Exercise details: Transcribe the entries exactly; images are not part of the copy.

Supplied entries:
* start *

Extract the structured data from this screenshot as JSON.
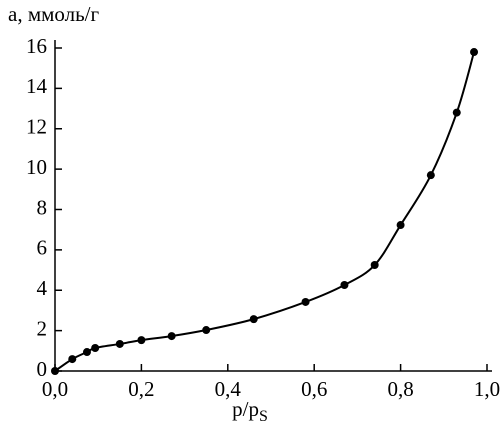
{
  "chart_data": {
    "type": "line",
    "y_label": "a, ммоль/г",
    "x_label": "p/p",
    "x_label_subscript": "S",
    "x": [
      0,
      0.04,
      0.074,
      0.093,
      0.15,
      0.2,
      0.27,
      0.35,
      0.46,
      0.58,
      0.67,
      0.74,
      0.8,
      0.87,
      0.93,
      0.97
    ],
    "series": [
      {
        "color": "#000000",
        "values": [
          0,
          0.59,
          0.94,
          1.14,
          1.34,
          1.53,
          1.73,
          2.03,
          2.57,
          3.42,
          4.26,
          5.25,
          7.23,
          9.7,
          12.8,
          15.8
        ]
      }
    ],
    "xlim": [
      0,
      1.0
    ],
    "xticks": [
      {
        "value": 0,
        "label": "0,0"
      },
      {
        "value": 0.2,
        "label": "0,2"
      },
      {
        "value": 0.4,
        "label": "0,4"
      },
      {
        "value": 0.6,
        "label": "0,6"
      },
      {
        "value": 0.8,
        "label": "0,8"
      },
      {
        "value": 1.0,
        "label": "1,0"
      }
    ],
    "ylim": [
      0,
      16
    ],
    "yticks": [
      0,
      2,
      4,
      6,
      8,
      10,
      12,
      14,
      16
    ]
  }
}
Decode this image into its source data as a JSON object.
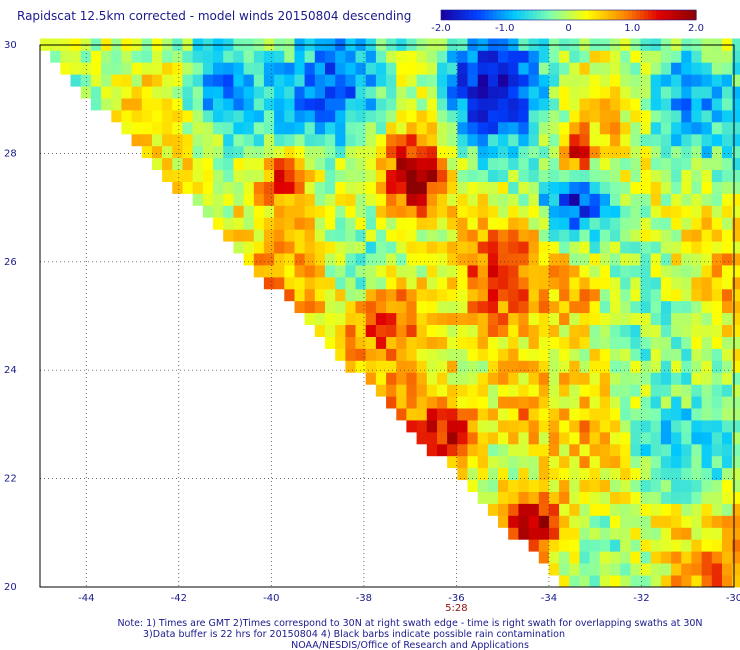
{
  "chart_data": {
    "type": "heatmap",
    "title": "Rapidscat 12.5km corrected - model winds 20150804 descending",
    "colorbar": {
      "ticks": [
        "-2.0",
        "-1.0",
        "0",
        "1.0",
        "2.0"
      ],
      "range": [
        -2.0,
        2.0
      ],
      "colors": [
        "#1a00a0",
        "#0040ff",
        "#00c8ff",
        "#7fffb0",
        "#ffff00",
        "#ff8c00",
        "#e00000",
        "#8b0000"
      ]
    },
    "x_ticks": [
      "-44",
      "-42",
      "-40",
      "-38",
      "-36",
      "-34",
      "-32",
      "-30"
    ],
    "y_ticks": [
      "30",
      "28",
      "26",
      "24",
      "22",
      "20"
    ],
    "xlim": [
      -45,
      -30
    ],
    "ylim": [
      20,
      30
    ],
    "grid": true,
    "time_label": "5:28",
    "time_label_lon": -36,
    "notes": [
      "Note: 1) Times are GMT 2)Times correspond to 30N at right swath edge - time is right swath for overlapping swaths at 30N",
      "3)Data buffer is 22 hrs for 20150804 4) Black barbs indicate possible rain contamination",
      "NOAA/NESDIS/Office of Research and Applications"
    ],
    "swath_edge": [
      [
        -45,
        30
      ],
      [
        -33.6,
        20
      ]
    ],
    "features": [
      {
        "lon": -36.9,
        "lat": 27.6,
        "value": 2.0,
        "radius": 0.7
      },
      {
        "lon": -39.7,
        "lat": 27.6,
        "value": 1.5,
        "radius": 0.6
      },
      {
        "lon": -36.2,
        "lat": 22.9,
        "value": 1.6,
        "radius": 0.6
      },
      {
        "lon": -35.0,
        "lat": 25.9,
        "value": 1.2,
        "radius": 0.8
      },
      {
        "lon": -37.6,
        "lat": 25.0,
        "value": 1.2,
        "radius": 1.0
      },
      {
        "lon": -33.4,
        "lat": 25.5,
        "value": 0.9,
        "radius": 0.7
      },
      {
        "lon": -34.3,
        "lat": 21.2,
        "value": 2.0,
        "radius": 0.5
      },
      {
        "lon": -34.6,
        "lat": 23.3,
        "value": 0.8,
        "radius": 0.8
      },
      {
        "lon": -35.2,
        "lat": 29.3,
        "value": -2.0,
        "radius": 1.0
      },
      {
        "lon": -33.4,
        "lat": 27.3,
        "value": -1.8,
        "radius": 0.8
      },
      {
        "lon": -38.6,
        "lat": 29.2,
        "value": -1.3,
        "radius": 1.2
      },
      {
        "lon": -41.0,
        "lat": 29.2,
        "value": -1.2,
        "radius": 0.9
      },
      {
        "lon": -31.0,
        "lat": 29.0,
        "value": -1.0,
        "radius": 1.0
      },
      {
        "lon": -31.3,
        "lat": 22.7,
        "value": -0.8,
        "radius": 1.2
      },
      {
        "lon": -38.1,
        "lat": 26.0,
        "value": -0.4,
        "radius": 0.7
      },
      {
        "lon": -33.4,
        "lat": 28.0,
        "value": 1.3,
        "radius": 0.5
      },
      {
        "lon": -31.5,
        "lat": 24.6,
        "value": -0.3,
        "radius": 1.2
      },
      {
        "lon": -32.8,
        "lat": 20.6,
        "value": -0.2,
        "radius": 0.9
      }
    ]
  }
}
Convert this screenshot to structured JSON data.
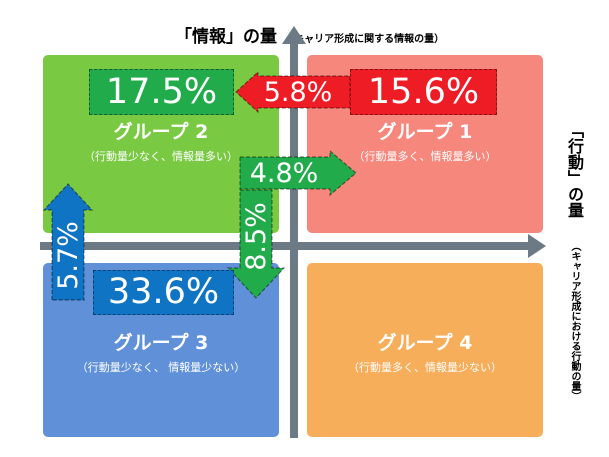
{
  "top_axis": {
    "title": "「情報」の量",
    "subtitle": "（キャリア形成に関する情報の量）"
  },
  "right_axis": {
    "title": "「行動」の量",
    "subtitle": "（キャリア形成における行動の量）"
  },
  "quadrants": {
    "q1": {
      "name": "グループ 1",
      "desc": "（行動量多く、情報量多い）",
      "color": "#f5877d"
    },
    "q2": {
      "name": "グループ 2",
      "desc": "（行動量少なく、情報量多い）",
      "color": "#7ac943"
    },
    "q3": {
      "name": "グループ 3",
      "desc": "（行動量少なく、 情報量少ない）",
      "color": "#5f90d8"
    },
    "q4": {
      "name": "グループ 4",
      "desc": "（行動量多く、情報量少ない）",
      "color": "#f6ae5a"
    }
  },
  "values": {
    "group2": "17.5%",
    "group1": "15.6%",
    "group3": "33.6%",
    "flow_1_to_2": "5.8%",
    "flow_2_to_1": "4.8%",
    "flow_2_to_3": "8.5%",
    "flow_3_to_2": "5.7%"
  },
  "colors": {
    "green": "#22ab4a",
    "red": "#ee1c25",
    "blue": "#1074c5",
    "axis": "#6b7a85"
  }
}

* end *

Reply:
Extract the structured data from this screenshot as JSON.
{
  "chart_data": {
    "type": "line",
    "y_label": "a, ммоль/г",
    "x_label": "p/p",
    "x_label_subscript": "S",
    "x": [
      0,
      0.04,
      0.074,
      0.093,
      0.15,
      0.2,
      0.27,
      0.35,
      0.46,
      0.58,
      0.67,
      0.74,
      0.8,
      0.87,
      0.93,
      0.97
    ],
    "series": [
      {
        "color": "#000000",
        "values": [
          0,
          0.59,
          0.94,
          1.14,
          1.34,
          1.53,
          1.73,
          2.03,
          2.57,
          3.42,
          4.26,
          5.25,
          7.23,
          9.7,
          12.8,
          15.8
        ]
      }
    ],
    "xlim": [
      0,
      1.0
    ],
    "xticks": [
      {
        "value": 0,
        "label": "0,0"
      },
      {
        "value": 0.2,
        "label": "0,2"
      },
      {
        "value": 0.4,
        "label": "0,4"
      },
      {
        "value": 0.6,
        "label": "0,6"
      },
      {
        "value": 0.8,
        "label": "0,8"
      },
      {
        "value": 1.0,
        "label": "1,0"
      }
    ],
    "ylim": [
      0,
      16
    ],
    "yticks": [
      0,
      2,
      4,
      6,
      8,
      10,
      12,
      14,
      16
    ]
  }
}
Decode this image into its source data as a JSON object.
{
  "chart_data": {
    "type": "heatmap",
    "title": "Rapidscat 12.5km corrected - model winds 20150804 descending",
    "colorbar": {
      "ticks": [
        "-2.0",
        "-1.0",
        "0",
        "1.0",
        "2.0"
      ],
      "range": [
        -2.0,
        2.0
      ],
      "colors": [
        "#1a00a0",
        "#0040ff",
        "#00c8ff",
        "#7fffb0",
        "#ffff00",
        "#ff8c00",
        "#e00000",
        "#8b0000"
      ]
    },
    "x_ticks": [
      "-44",
      "-42",
      "-40",
      "-38",
      "-36",
      "-34",
      "-32",
      "-30"
    ],
    "y_ticks": [
      "30",
      "28",
      "26",
      "24",
      "22",
      "20"
    ],
    "xlim": [
      -45,
      -30
    ],
    "ylim": [
      20,
      30
    ],
    "grid": true,
    "time_label": "5:28",
    "time_label_lon": -36,
    "notes": [
      "Note: 1) Times are GMT 2)Times correspond to 30N at right swath edge - time is right swath for overlapping swaths at 30N",
      "3)Data buffer is 22 hrs for 20150804 4) Black barbs indicate possible rain contamination",
      "NOAA/NESDIS/Office of Research and Applications"
    ],
    "swath_edge": [
      [
        -45,
        30
      ],
      [
        -33.6,
        20
      ]
    ],
    "features": [
      {
        "lon": -36.9,
        "lat": 27.6,
        "value": 2.0,
        "radius": 0.7
      },
      {
        "lon": -39.7,
        "lat": 27.6,
        "value": 1.5,
        "radius": 0.6
      },
      {
        "lon": -36.2,
        "lat": 22.9,
        "value": 1.6,
        "radius": 0.6
      },
      {
        "lon": -35.0,
        "lat": 25.9,
        "value": 1.2,
        "radius": 0.8
      },
      {
        "lon": -37.6,
        "lat": 25.0,
        "value": 1.2,
        "radius": 1.0
      },
      {
        "lon": -33.4,
        "lat": 25.5,
        "value": 0.9,
        "radius": 0.7
      },
      {
        "lon": -34.3,
        "lat": 21.2,
        "value": 2.0,
        "radius": 0.5
      },
      {
        "lon": -34.6,
        "lat": 23.3,
        "value": 0.8,
        "radius": 0.8
      },
      {
        "lon": -35.2,
        "lat": 29.3,
        "value": -2.0,
        "radius": 1.0
      },
      {
        "lon": -33.4,
        "lat": 27.3,
        "value": -1.8,
        "radius": 0.8
      },
      {
        "lon": -38.6,
        "lat": 29.2,
        "value": -1.3,
        "radius": 1.2
      },
      {
        "lon": -41.0,
        "lat": 29.2,
        "value": -1.2,
        "radius": 0.9
      },
      {
        "lon": -31.0,
        "lat": 29.0,
        "value": -1.0,
        "radius": 1.0
      },
      {
        "lon": -31.3,
        "lat": 22.7,
        "value": -0.8,
        "radius": 1.2
      },
      {
        "lon": -38.1,
        "lat": 26.0,
        "value": -0.4,
        "radius": 0.7
      },
      {
        "lon": -33.4,
        "lat": 28.0,
        "value": 1.3,
        "radius": 0.5
      },
      {
        "lon": -31.5,
        "lat": 24.6,
        "value": -0.3,
        "radius": 1.2
      },
      {
        "lon": -32.8,
        "lat": 20.6,
        "value": -0.2,
        "radius": 0.9
      }
    ]
  }
}
Convert this screenshot to structured JSON data.
{
  "top_axis": {
    "title": "「情報」の量",
    "subtitle": "（キャリア形成に関する情報の量）"
  },
  "right_axis": {
    "title": "「行動」の量",
    "subtitle": "（キャリア形成における行動の量）"
  },
  "quadrants": {
    "q1": {
      "name": "グループ 1",
      "desc": "（行動量多く、情報量多い）",
      "color": "#f5877d"
    },
    "q2": {
      "name": "グループ 2",
      "desc": "（行動量少なく、情報量多い）",
      "color": "#7ac943"
    },
    "q3": {
      "name": "グループ 3",
      "desc": "（行動量少なく、 情報量少ない）",
      "color": "#5f90d8"
    },
    "q4": {
      "name": "グループ 4",
      "desc": "（行動量多く、情報量少ない）",
      "color": "#f6ae5a"
    }
  },
  "values": {
    "group2": "17.5%",
    "group1": "15.6%",
    "group3": "33.6%",
    "flow_1_to_2": "5.8%",
    "flow_2_to_1": "4.8%",
    "flow_2_to_3": "8.5%",
    "flow_3_to_2": "5.7%"
  },
  "colors": {
    "green": "#22ab4a",
    "red": "#ee1c25",
    "blue": "#1074c5",
    "axis": "#6b7a85"
  }
}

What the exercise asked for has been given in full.